# Data supplied start
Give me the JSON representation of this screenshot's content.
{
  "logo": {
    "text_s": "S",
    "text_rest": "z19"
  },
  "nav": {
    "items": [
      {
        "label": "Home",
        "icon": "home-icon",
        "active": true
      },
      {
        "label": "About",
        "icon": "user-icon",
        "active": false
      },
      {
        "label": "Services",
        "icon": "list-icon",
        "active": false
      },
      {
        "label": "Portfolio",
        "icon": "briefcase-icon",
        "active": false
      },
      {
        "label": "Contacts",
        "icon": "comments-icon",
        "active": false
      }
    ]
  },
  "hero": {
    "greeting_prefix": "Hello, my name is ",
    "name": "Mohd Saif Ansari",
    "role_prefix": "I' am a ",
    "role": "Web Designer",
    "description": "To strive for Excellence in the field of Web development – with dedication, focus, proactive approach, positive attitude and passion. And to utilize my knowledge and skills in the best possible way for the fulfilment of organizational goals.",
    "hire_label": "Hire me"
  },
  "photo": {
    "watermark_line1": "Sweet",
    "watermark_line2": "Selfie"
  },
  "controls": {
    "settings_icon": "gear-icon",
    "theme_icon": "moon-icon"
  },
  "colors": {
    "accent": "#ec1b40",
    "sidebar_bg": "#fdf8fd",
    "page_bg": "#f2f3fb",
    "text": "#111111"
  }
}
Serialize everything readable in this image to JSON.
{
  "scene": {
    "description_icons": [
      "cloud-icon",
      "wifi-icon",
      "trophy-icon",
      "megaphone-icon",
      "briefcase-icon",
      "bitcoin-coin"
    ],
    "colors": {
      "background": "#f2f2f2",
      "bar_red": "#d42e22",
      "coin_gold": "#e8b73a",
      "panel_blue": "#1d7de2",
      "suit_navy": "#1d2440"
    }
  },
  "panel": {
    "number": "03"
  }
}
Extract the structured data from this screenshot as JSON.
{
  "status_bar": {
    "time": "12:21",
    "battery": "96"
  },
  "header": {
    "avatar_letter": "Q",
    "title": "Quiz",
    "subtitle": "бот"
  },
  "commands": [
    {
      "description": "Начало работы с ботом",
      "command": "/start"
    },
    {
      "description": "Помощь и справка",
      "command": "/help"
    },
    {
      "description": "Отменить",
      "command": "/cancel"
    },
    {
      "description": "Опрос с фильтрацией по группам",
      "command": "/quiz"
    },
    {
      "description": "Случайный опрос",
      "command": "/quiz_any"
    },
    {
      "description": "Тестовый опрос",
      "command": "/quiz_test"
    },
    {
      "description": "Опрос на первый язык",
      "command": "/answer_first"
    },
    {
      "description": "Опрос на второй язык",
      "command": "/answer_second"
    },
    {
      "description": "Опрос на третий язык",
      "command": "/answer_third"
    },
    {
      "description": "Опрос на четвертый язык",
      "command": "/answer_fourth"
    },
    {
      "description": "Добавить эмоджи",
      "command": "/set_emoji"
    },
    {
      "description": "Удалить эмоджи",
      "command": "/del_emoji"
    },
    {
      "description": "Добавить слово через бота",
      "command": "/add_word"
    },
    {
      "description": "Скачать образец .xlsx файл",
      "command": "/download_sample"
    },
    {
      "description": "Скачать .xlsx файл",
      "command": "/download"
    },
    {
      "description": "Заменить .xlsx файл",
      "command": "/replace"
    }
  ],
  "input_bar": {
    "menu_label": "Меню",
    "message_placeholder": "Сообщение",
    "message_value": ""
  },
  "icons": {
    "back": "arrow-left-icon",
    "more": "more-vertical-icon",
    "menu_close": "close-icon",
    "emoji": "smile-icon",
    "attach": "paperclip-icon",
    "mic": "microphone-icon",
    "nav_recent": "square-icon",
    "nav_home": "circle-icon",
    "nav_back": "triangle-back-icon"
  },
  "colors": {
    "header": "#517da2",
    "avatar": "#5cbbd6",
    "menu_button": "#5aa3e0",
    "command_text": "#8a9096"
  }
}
# Data supplied end
Required work
Write out the whole listing again, exactly as it stands.

Response
Give me the JSON representation of this screenshot's content.
{
  "logo": {
    "text_s": "S",
    "text_rest": "z19"
  },
  "nav": {
    "items": [
      {
        "label": "Home",
        "icon": "home-icon",
        "active": true
      },
      {
        "label": "About",
        "icon": "user-icon",
        "active": false
      },
      {
        "label": "Services",
        "icon": "list-icon",
        "active": false
      },
      {
        "label": "Portfolio",
        "icon": "briefcase-icon",
        "active": false
      },
      {
        "label": "Contacts",
        "icon": "comments-icon",
        "active": false
      }
    ]
  },
  "hero": {
    "greeting_prefix": "Hello, my name is ",
    "name": "Mohd Saif Ansari",
    "role_prefix": "I' am a ",
    "role": "Web Designer",
    "description": "To strive for Excellence in the field of Web development – with dedication, focus, proactive approach, positive attitude and passion. And to utilize my knowledge and skills in the best possible way for the fulfilment of organizational goals.",
    "hire_label": "Hire me"
  },
  "photo": {
    "watermark_line1": "Sweet",
    "watermark_line2": "Selfie"
  },
  "controls": {
    "settings_icon": "gear-icon",
    "theme_icon": "moon-icon"
  },
  "colors": {
    "accent": "#ec1b40",
    "sidebar_bg": "#fdf8fd",
    "page_bg": "#f2f3fb",
    "text": "#111111"
  }
}
Serialize everything readable in this image to JSON.
{
  "scene": {
    "description_icons": [
      "cloud-icon",
      "wifi-icon",
      "trophy-icon",
      "megaphone-icon",
      "briefcase-icon",
      "bitcoin-coin"
    ],
    "colors": {
      "background": "#f2f2f2",
      "bar_red": "#d42e22",
      "coin_gold": "#e8b73a",
      "panel_blue": "#1d7de2",
      "suit_navy": "#1d2440"
    }
  },
  "panel": {
    "number": "03"
  }
}
Extract the structured data from this screenshot as JSON.
{
  "status_bar": {
    "time": "12:21",
    "battery": "96"
  },
  "header": {
    "avatar_letter": "Q",
    "title": "Quiz",
    "subtitle": "бот"
  },
  "commands": [
    {
      "description": "Начало работы с ботом",
      "command": "/start"
    },
    {
      "description": "Помощь и справка",
      "command": "/help"
    },
    {
      "description": "Отменить",
      "command": "/cancel"
    },
    {
      "description": "Опрос с фильтрацией по группам",
      "command": "/quiz"
    },
    {
      "description": "Случайный опрос",
      "command": "/quiz_any"
    },
    {
      "description": "Тестовый опрос",
      "command": "/quiz_test"
    },
    {
      "description": "Опрос на первый язык",
      "command": "/answer_first"
    },
    {
      "description": "Опрос на второй язык",
      "command": "/answer_second"
    },
    {
      "description": "Опрос на третий язык",
      "command": "/answer_third"
    },
    {
      "description": "Опрос на четвертый язык",
      "command": "/answer_fourth"
    },
    {
      "description": "Добавить эмоджи",
      "command": "/set_emoji"
    },
    {
      "description": "Удалить эмоджи",
      "command": "/del_emoji"
    },
    {
      "description": "Добавить слово через бота",
      "command": "/add_word"
    },
    {
      "description": "Скачать образец .xlsx файл",
      "command": "/download_sample"
    },
    {
      "description": "Скачать .xlsx файл",
      "command": "/download"
    },
    {
      "description": "Заменить .xlsx файл",
      "command": "/replace"
    }
  ],
  "input_bar": {
    "menu_label": "Меню",
    "message_placeholder": "Сообщение",
    "message_value": ""
  },
  "icons": {
    "back": "arrow-left-icon",
    "more": "more-vertical-icon",
    "menu_close": "close-icon",
    "emoji": "smile-icon",
    "attach": "paperclip-icon",
    "mic": "microphone-icon",
    "nav_recent": "square-icon",
    "nav_home": "circle-icon",
    "nav_back": "triangle-back-icon"
  },
  "colors": {
    "header": "#517da2",
    "avatar": "#5cbbd6",
    "menu_button": "#5aa3e0",
    "command_text": "#8a9096"
  }
}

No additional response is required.